(Collection entries)
[BEGIN]
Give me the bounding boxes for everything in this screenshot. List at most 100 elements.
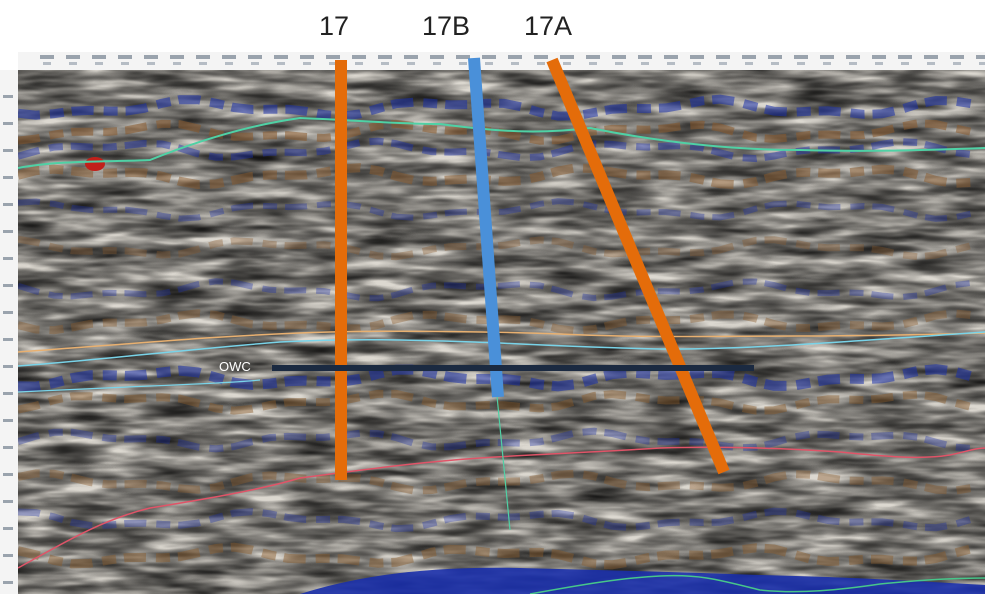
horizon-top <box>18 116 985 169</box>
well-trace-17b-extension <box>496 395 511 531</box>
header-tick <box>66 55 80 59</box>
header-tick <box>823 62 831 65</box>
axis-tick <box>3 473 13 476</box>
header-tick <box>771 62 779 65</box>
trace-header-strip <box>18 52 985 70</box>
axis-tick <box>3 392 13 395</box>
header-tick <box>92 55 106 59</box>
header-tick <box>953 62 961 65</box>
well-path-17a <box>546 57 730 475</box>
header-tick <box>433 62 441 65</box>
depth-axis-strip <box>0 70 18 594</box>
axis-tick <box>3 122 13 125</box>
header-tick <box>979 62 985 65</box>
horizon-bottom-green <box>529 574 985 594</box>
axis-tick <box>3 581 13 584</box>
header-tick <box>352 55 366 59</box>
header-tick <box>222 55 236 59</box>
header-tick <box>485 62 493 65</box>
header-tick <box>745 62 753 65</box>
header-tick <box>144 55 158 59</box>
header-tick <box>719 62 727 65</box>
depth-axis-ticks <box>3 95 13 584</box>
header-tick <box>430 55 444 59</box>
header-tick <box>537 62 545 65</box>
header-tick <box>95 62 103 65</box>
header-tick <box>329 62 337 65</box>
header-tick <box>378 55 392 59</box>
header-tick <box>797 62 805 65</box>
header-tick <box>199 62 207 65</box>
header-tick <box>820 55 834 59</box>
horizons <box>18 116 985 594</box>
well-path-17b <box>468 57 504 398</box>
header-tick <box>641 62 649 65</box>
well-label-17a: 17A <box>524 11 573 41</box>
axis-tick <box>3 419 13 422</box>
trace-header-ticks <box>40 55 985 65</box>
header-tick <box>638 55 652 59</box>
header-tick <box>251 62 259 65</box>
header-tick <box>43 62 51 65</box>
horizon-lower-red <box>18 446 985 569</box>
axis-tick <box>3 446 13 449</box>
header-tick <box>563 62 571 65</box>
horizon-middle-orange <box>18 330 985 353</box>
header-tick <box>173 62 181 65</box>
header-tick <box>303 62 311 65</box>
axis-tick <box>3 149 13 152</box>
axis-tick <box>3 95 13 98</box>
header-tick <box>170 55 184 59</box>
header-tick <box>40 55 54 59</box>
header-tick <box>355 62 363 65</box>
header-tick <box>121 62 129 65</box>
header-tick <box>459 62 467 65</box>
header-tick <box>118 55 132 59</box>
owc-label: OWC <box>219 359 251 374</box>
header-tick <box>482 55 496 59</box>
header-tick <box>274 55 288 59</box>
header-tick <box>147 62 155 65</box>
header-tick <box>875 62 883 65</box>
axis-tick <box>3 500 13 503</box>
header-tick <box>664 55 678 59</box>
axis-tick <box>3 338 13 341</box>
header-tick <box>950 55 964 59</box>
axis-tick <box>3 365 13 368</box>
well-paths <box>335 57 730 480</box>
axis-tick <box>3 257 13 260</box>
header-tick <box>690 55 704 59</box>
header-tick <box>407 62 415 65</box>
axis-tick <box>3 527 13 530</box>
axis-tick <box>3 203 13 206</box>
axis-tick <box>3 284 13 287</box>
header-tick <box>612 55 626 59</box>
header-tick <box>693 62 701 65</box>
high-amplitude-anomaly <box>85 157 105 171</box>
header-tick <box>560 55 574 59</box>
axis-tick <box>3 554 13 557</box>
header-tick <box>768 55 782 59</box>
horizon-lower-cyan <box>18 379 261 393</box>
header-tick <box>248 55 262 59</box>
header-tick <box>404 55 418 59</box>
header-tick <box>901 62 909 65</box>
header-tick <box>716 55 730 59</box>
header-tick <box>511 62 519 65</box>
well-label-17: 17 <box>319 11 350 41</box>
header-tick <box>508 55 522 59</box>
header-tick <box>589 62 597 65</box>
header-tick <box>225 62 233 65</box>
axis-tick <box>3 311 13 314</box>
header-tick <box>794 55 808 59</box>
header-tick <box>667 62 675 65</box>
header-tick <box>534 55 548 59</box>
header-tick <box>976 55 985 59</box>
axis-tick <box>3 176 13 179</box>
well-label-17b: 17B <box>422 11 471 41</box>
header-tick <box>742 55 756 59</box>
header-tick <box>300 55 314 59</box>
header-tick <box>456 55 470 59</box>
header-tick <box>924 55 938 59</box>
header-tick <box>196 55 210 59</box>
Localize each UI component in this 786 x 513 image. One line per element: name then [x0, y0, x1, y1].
[END]
**EXERCISE DETAILS**
Rename "horizon-top" to "horizon-upper" throughout the entries, keeping every other character the same and omitting the pictures.

**THE SOLUTION**
Give me the bounding boxes for everything in this screenshot. List at most 100 elements.
horizon-upper <box>18 116 985 169</box>
well-trace-17b-extension <box>496 395 511 531</box>
header-tick <box>66 55 80 59</box>
header-tick <box>823 62 831 65</box>
axis-tick <box>3 473 13 476</box>
header-tick <box>771 62 779 65</box>
trace-header-strip <box>18 52 985 70</box>
axis-tick <box>3 392 13 395</box>
header-tick <box>92 55 106 59</box>
header-tick <box>953 62 961 65</box>
well-path-17a <box>546 57 730 475</box>
header-tick <box>433 62 441 65</box>
depth-axis-strip <box>0 70 18 594</box>
axis-tick <box>3 122 13 125</box>
header-tick <box>979 62 985 65</box>
horizon-bottom-green <box>529 574 985 594</box>
axis-tick <box>3 581 13 584</box>
header-tick <box>352 55 366 59</box>
header-tick <box>222 55 236 59</box>
header-tick <box>485 62 493 65</box>
header-tick <box>745 62 753 65</box>
header-tick <box>144 55 158 59</box>
header-tick <box>719 62 727 65</box>
depth-axis-ticks <box>3 95 13 584</box>
header-tick <box>430 55 444 59</box>
header-tick <box>537 62 545 65</box>
header-tick <box>95 62 103 65</box>
header-tick <box>329 62 337 65</box>
header-tick <box>378 55 392 59</box>
header-tick <box>797 62 805 65</box>
header-tick <box>199 62 207 65</box>
header-tick <box>820 55 834 59</box>
horizons <box>18 116 985 594</box>
well-path-17b <box>468 57 504 398</box>
header-tick <box>641 62 649 65</box>
well-label-17a: 17A <box>524 11 573 41</box>
axis-tick <box>3 419 13 422</box>
trace-header-ticks <box>40 55 985 65</box>
header-tick <box>638 55 652 59</box>
header-tick <box>251 62 259 65</box>
header-tick <box>43 62 51 65</box>
horizon-lower-red <box>18 446 985 569</box>
axis-tick <box>3 446 13 449</box>
header-tick <box>563 62 571 65</box>
horizon-middle-orange <box>18 330 985 353</box>
header-tick <box>173 62 181 65</box>
header-tick <box>303 62 311 65</box>
axis-tick <box>3 149 13 152</box>
axis-tick <box>3 95 13 98</box>
header-tick <box>170 55 184 59</box>
header-tick <box>40 55 54 59</box>
header-tick <box>355 62 363 65</box>
header-tick <box>121 62 129 65</box>
header-tick <box>459 62 467 65</box>
header-tick <box>118 55 132 59</box>
owc-label: OWC <box>219 359 251 374</box>
header-tick <box>482 55 496 59</box>
header-tick <box>274 55 288 59</box>
header-tick <box>147 62 155 65</box>
header-tick <box>875 62 883 65</box>
axis-tick <box>3 500 13 503</box>
header-tick <box>664 55 678 59</box>
axis-tick <box>3 338 13 341</box>
header-tick <box>950 55 964 59</box>
axis-tick <box>3 365 13 368</box>
well-paths <box>335 57 730 480</box>
axis-tick <box>3 257 13 260</box>
header-tick <box>690 55 704 59</box>
header-tick <box>407 62 415 65</box>
axis-tick <box>3 527 13 530</box>
axis-tick <box>3 203 13 206</box>
axis-tick <box>3 284 13 287</box>
header-tick <box>612 55 626 59</box>
header-tick <box>693 62 701 65</box>
high-amplitude-anomaly <box>85 157 105 171</box>
header-tick <box>560 55 574 59</box>
axis-tick <box>3 554 13 557</box>
header-tick <box>768 55 782 59</box>
horizon-lower-cyan <box>18 379 261 393</box>
header-tick <box>248 55 262 59</box>
header-tick <box>404 55 418 59</box>
header-tick <box>901 62 909 65</box>
header-tick <box>716 55 730 59</box>
header-tick <box>511 62 519 65</box>
well-label-17: 17 <box>319 11 350 41</box>
header-tick <box>508 55 522 59</box>
header-tick <box>589 62 597 65</box>
header-tick <box>225 62 233 65</box>
axis-tick <box>3 311 13 314</box>
header-tick <box>794 55 808 59</box>
header-tick <box>667 62 675 65</box>
header-tick <box>534 55 548 59</box>
header-tick <box>976 55 985 59</box>
axis-tick <box>3 176 13 179</box>
well-label-17b: 17B <box>422 11 471 41</box>
header-tick <box>742 55 756 59</box>
header-tick <box>300 55 314 59</box>
header-tick <box>456 55 470 59</box>
header-tick <box>924 55 938 59</box>
header-tick <box>196 55 210 59</box>
Localize each UI component in this 786 x 513 image. One line per element: name then [x0, y0, x1, y1].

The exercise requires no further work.